> INSTRUCTION:
Without the images, print all the entries below exactly as given.

--- --- ---

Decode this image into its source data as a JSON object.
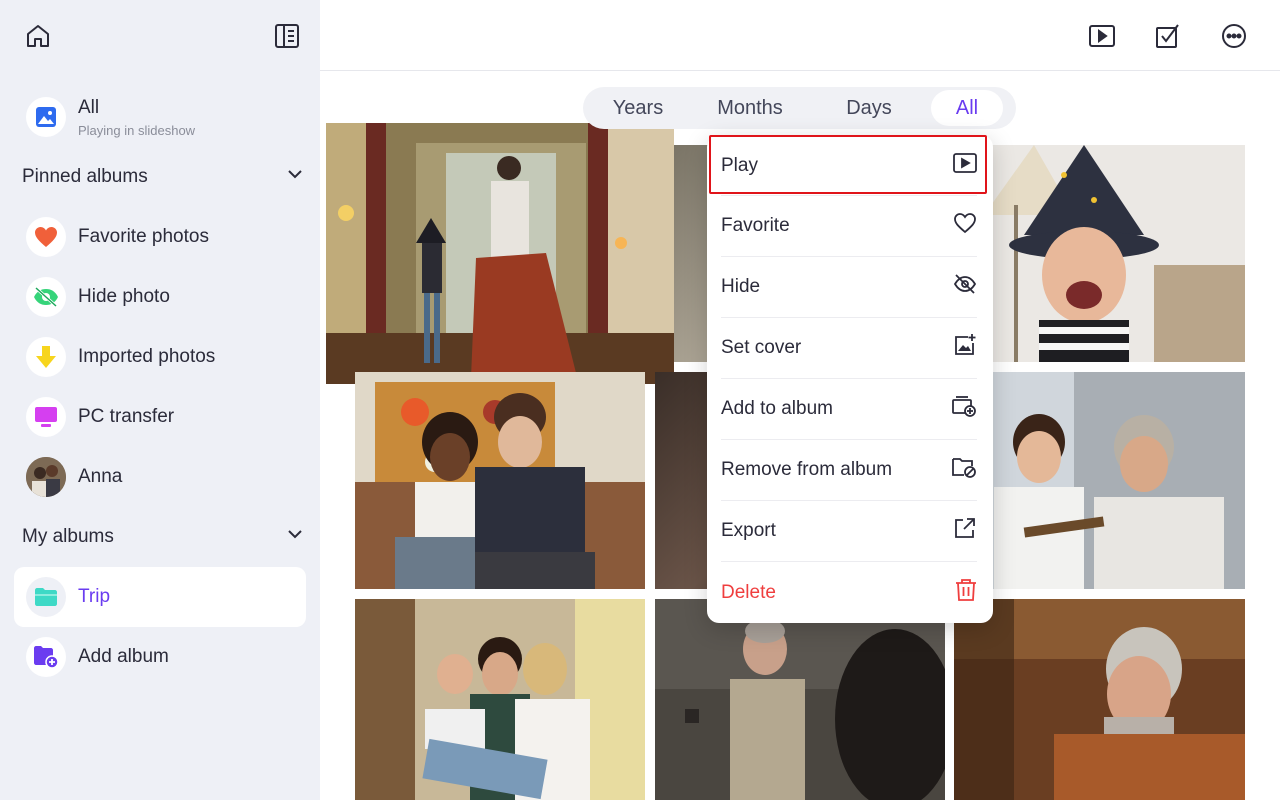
{
  "sidebar": {
    "all": {
      "label": "All",
      "subtitle": "Playing in slideshow"
    },
    "pinned_header": "Pinned albums",
    "pinned": [
      {
        "label": "Favorite photos",
        "icon": "heart-icon"
      },
      {
        "label": "Hide photo",
        "icon": "eye-off-icon"
      },
      {
        "label": "Imported photos",
        "icon": "download-arrow-icon"
      },
      {
        "label": "PC transfer",
        "icon": "monitor-icon"
      },
      {
        "label": "Anna",
        "icon": "person-avatar"
      }
    ],
    "albums_header": "My albums",
    "albums": [
      {
        "label": "Trip",
        "icon": "folder-icon",
        "active": true
      },
      {
        "label": "Add album",
        "icon": "add-album-icon"
      }
    ]
  },
  "view_tabs": [
    {
      "label": "Years"
    },
    {
      "label": "Months"
    },
    {
      "label": "Days"
    },
    {
      "label": "All",
      "active": true
    }
  ],
  "context_menu": {
    "items": [
      {
        "label": "Play",
        "icon": "play-icon"
      },
      {
        "label": "Favorite",
        "icon": "heart-outline-icon"
      },
      {
        "label": "Hide",
        "icon": "eye-off-icon"
      },
      {
        "label": "Set cover",
        "icon": "set-cover-icon"
      },
      {
        "label": "Add to album",
        "icon": "add-to-album-icon"
      },
      {
        "label": "Remove from album",
        "icon": "remove-folder-icon"
      },
      {
        "label": "Export",
        "icon": "export-icon"
      },
      {
        "label": "Delete",
        "icon": "trash-icon",
        "danger": true
      }
    ]
  },
  "colors": {
    "accent": "#6a3cf0",
    "danger": "#ef3e3e",
    "highlight_box": "#e0141a",
    "sidebar_bg": "#eef0f6"
  }
}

--- --- ---

> TASK RESPONSE:
Decode this image into its source data as a JSON object.
{
  "sidebar": {
    "all": {
      "label": "All",
      "subtitle": "Playing in slideshow"
    },
    "pinned_header": "Pinned albums",
    "pinned": [
      {
        "label": "Favorite photos",
        "icon": "heart-icon"
      },
      {
        "label": "Hide photo",
        "icon": "eye-off-icon"
      },
      {
        "label": "Imported photos",
        "icon": "download-arrow-icon"
      },
      {
        "label": "PC transfer",
        "icon": "monitor-icon"
      },
      {
        "label": "Anna",
        "icon": "person-avatar"
      }
    ],
    "albums_header": "My albums",
    "albums": [
      {
        "label": "Trip",
        "icon": "folder-icon",
        "active": true
      },
      {
        "label": "Add album",
        "icon": "add-album-icon"
      }
    ]
  },
  "view_tabs": [
    {
      "label": "Years"
    },
    {
      "label": "Months"
    },
    {
      "label": "Days"
    },
    {
      "label": "All",
      "active": true
    }
  ],
  "context_menu": {
    "items": [
      {
        "label": "Play",
        "icon": "play-icon"
      },
      {
        "label": "Favorite",
        "icon": "heart-outline-icon"
      },
      {
        "label": "Hide",
        "icon": "eye-off-icon"
      },
      {
        "label": "Set cover",
        "icon": "set-cover-icon"
      },
      {
        "label": "Add to album",
        "icon": "add-to-album-icon"
      },
      {
        "label": "Remove from album",
        "icon": "remove-folder-icon"
      },
      {
        "label": "Export",
        "icon": "export-icon"
      },
      {
        "label": "Delete",
        "icon": "trash-icon",
        "danger": true
      }
    ]
  },
  "colors": {
    "accent": "#6a3cf0",
    "danger": "#ef3e3e",
    "highlight_box": "#e0141a",
    "sidebar_bg": "#eef0f6"
  }
}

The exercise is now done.